Short exercise » Copy out every line in the entries below that includes "pågældende".

Record excerpts »
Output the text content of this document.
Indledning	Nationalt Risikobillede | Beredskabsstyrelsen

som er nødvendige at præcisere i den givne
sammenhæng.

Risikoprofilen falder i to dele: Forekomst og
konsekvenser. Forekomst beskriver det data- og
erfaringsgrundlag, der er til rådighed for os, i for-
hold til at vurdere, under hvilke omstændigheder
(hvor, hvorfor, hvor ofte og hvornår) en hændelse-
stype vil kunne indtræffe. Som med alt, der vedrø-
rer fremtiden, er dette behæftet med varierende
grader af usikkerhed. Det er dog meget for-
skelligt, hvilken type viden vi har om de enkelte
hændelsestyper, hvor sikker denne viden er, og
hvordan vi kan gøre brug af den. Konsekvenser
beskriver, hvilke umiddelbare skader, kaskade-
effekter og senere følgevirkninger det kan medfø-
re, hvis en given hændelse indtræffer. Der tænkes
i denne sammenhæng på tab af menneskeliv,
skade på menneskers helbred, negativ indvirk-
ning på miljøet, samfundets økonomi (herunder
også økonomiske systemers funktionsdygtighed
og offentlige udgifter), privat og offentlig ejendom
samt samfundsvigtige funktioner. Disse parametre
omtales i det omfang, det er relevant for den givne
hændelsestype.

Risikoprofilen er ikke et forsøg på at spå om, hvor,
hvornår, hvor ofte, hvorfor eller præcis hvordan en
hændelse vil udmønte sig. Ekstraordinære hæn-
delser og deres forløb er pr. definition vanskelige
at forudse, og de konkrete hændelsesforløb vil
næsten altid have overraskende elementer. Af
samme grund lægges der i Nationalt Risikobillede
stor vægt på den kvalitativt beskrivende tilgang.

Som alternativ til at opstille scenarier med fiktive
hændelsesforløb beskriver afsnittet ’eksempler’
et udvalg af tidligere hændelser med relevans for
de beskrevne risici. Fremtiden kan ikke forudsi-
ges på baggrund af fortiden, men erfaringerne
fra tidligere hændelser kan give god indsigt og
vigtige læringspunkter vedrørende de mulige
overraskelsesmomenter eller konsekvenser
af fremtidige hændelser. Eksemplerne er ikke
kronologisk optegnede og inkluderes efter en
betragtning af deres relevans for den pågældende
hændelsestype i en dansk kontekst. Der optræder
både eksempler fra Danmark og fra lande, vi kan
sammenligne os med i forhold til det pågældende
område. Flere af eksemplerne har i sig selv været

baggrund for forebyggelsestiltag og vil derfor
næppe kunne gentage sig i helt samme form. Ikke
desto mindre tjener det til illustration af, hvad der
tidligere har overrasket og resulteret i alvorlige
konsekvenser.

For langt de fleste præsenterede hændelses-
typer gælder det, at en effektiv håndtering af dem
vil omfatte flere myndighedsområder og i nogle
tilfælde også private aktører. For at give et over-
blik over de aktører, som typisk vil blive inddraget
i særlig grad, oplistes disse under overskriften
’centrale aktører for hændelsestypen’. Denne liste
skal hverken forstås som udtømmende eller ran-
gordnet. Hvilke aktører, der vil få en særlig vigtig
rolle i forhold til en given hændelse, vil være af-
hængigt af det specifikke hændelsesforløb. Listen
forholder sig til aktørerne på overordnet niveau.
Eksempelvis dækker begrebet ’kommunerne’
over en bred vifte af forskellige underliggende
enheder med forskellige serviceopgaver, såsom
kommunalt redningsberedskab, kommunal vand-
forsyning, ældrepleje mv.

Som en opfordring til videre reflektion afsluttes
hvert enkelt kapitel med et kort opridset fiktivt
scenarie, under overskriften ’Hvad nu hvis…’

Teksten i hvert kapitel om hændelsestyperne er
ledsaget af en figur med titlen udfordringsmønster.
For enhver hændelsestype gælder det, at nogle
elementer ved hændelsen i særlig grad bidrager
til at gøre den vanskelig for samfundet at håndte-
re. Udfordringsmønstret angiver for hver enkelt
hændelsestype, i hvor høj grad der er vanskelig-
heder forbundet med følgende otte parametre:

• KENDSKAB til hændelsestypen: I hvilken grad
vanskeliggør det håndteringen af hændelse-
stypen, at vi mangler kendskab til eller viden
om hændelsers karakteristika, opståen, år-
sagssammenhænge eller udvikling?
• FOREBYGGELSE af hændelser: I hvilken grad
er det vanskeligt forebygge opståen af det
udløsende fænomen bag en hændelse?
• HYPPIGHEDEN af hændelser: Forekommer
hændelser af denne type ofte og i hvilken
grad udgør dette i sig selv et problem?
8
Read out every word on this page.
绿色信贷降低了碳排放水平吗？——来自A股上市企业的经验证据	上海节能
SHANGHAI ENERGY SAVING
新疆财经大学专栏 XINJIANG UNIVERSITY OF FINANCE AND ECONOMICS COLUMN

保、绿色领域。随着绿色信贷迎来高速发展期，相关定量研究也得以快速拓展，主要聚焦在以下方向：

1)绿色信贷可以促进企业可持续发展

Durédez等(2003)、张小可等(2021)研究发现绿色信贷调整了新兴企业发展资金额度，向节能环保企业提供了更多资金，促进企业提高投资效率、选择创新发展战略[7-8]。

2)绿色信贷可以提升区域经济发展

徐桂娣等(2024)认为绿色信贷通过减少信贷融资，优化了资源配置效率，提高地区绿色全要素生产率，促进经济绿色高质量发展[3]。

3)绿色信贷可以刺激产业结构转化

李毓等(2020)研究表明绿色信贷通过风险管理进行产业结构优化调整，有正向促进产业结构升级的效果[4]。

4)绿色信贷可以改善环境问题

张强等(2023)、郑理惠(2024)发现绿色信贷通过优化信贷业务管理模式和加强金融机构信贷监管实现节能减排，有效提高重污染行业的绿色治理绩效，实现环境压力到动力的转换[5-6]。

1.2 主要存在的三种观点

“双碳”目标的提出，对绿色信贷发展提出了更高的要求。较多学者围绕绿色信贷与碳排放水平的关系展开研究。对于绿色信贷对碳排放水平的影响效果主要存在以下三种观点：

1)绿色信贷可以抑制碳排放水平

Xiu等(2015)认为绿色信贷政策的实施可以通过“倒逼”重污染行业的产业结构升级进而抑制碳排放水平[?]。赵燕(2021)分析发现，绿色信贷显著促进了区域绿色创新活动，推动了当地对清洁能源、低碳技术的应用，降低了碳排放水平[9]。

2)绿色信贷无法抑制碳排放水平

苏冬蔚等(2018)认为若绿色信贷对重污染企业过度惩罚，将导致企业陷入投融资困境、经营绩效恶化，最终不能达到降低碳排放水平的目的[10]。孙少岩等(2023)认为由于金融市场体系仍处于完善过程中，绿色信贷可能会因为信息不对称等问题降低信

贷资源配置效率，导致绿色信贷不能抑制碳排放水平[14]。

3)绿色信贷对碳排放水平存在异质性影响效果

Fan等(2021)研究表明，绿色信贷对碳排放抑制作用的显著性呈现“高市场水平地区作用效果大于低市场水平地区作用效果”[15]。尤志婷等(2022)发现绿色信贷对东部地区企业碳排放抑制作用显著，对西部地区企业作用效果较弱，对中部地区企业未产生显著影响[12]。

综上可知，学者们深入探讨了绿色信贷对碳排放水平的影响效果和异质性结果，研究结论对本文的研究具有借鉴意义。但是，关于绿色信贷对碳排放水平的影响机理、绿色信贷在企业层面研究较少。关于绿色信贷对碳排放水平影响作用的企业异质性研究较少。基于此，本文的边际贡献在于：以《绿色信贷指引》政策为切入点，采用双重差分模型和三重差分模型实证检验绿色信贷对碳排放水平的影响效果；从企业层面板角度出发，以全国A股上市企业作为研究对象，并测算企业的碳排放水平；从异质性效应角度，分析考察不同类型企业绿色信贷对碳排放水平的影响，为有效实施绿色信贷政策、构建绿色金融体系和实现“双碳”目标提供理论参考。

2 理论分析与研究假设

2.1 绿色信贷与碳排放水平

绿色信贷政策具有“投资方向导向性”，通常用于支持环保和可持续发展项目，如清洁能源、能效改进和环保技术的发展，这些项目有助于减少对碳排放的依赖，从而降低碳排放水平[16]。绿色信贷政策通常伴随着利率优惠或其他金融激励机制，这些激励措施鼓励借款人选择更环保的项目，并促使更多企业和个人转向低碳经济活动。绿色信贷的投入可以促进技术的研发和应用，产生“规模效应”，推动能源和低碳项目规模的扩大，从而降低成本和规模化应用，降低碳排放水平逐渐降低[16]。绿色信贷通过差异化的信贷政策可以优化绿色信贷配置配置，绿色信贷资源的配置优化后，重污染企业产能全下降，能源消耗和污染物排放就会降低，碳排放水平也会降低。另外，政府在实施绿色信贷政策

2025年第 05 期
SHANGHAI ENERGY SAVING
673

Output of the exercise »
betragtning af deres relevans for den pågældende
sammenligne os med i forhold til det pågældende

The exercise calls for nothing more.